**Vorliegender Text:**

In der „Süddeutschen Zeitung“ lese ich, dass „Verbände“ sich dafür einsetzen, dass Deutschland wieder mehr Flüchtlinge aufnimmt. Es gebe freie Kapazitäten und die seit 2015 angekommenen Geflüchteten seien inzwischen gut integriert. Gibt es im Land die dafür nötige Solidarität mit Flüchtlingen?
Was meint die Mehrheit?
Ich glaube, eine Mehrheit unserer Bevölkerung [ 1 ], [ 2 ], [ 3 ], [ 4 ] beurteilt das inzwischen anders. Jedenfalls mit größerer Skepsis. Ich schließe das übrigens nicht aus Umfragen oder veröffentlichten Stimmungsbildern, sondern vor allem daraus, wie sich Meinungsbildner eher selten in den auch rar gewordenen Medienberichten zum Thema positionieren. Vielleicht liegt das an Corona, also daran, dass wir im Land genug „eigene“ Probleme haben.

**Vorliegende Daten:**
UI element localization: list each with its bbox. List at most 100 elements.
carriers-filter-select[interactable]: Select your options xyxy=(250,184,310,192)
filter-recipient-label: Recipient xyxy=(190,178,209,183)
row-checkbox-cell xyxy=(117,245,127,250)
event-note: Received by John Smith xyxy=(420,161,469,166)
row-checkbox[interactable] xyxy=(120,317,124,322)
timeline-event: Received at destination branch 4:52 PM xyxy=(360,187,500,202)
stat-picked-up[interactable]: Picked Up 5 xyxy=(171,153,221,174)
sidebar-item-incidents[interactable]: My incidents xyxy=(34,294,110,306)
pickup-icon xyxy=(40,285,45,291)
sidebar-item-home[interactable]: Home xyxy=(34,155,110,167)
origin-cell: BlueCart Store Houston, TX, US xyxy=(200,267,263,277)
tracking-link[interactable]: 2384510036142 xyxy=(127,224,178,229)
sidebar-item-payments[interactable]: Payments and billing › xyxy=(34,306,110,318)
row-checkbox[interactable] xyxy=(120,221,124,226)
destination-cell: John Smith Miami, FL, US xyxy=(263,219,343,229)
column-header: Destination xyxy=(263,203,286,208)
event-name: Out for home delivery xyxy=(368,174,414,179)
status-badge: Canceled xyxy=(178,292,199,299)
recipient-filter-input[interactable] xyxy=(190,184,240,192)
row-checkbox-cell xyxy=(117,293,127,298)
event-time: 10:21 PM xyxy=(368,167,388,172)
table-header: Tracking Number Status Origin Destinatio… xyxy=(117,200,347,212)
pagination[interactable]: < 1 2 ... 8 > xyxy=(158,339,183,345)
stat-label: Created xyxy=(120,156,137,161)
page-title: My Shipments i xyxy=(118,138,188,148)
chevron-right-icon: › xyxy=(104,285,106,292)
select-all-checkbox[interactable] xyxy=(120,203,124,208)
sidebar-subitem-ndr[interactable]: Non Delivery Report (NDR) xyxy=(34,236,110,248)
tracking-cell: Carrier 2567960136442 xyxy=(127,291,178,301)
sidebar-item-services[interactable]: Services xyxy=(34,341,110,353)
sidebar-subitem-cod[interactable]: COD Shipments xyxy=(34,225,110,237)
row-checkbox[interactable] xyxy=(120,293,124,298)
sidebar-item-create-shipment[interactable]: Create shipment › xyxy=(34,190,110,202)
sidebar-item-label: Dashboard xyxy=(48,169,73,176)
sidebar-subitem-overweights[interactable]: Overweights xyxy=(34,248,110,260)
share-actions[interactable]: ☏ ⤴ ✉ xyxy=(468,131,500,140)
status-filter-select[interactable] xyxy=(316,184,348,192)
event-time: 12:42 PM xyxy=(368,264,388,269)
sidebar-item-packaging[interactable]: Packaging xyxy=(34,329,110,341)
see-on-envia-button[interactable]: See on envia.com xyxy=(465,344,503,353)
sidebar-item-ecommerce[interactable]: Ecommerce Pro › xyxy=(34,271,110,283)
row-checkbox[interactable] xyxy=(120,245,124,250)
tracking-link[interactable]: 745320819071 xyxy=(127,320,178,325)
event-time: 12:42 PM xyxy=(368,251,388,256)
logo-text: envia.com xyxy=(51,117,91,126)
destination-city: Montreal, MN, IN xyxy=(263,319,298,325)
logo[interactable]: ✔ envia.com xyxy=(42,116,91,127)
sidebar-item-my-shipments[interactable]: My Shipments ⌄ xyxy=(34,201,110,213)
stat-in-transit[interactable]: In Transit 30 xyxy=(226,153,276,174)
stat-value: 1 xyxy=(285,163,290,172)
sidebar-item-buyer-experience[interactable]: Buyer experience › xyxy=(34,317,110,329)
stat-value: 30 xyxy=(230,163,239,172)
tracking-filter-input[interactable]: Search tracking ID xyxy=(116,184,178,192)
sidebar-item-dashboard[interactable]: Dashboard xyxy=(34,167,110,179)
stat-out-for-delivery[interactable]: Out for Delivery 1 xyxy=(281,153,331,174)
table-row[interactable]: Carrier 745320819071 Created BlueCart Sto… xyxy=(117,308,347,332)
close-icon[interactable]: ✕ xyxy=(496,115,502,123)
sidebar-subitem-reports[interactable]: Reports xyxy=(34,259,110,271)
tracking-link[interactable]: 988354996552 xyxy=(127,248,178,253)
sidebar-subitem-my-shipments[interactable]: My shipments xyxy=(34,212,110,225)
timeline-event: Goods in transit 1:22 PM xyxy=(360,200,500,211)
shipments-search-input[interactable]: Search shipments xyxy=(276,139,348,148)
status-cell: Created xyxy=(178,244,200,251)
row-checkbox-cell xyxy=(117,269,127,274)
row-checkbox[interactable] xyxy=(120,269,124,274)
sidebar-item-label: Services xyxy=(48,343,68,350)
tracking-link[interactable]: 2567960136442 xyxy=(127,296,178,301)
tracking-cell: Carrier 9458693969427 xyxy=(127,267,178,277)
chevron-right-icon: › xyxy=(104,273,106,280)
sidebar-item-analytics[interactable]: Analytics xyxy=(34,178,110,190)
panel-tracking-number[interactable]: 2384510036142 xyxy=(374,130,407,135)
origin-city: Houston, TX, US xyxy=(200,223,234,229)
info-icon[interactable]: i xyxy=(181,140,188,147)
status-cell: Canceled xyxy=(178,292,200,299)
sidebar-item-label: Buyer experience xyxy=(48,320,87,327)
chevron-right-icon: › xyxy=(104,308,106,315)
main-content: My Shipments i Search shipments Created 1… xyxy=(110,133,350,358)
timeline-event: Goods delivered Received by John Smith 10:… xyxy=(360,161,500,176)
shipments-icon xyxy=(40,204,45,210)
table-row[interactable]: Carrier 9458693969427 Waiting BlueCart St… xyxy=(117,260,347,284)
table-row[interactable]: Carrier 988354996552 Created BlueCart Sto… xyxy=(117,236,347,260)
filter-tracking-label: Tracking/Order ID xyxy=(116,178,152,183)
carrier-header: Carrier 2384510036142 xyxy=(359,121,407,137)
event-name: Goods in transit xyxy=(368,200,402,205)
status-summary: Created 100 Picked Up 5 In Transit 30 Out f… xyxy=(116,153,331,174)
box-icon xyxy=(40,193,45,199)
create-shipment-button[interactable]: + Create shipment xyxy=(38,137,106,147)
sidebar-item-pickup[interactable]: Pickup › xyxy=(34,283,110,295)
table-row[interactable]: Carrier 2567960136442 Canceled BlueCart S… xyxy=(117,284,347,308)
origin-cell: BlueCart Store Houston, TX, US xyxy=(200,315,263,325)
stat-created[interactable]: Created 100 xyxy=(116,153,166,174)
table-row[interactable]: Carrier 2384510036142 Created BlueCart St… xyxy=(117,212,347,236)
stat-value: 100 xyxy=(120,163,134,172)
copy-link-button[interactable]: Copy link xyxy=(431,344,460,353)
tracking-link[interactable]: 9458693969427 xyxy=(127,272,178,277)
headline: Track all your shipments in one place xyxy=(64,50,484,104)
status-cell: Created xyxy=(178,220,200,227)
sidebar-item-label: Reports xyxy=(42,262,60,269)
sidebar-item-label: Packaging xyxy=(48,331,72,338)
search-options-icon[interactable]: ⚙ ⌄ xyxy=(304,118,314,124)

**Zu bearbeitende Aufgaben:**
a – Entscheiden Sie für jede der folgenden Aussagen mit Ja oder Nein, ob sie mit dem Text zur Flüchtlingsaufnahme übereinstimmt, und belegen Sie jede Entscheidung mit den ausschlaggebenden Worten des Textes als wörtlichem Zitat. (i) Verbände setzen sich dafür ein, dass Deutschland wieder mehr Flüchtlinge aufnimmt. (ii) Die Einschätzung zur Meinung der Mehrheit stützt sich vor allem auf Umfragen. (iii) Corona wird als möglicher Grund für die veränderte Haltung genannt.
b – Schreiben Sie eine Fortsetzung des Textes zur Flüchtlingsaufnahme, die an seinen letzten Satz anschließt.
Die Datensätze stammen aus einer anderen Quelle als der Text.

**Lösungen der Aufgaben:**
a –
(i) Ja: „dass Deutschland wieder mehr Flüchtlinge aufnimmt“
(ii) Nein: „Ich schließe das übrigens nicht aus Umfragen oder veröffentlichten Stimmungsbildern“
(iii) Ja: „Vielleicht liegt das an Corona“

b –
Appelle reichen jedenfalls nicht aus
Heribert Prantl, SZ, erinnerte in einer Kolumne zum Weltflüchtlingstag am 20.6. daran, wie sich die Haltung der Politiker und vieler Deutscher seit 2015 (auch wegen Corona) verändert hat. Und er stellt die Frage: Refugee lives don’t matter? Seinen Vergleich zwischen der großen Solidarität zu Beginn der Corona-Krise und dem Verhalten vieler Deutscher in der Flüchtlingskrise finde ich berechtigt. Wir haben erlebt, wie es mit der Halbwertszeit von Solidarität in Zeiten von Corona bestellt ist. Warum soll das bei dem anderen Thema anders laufen?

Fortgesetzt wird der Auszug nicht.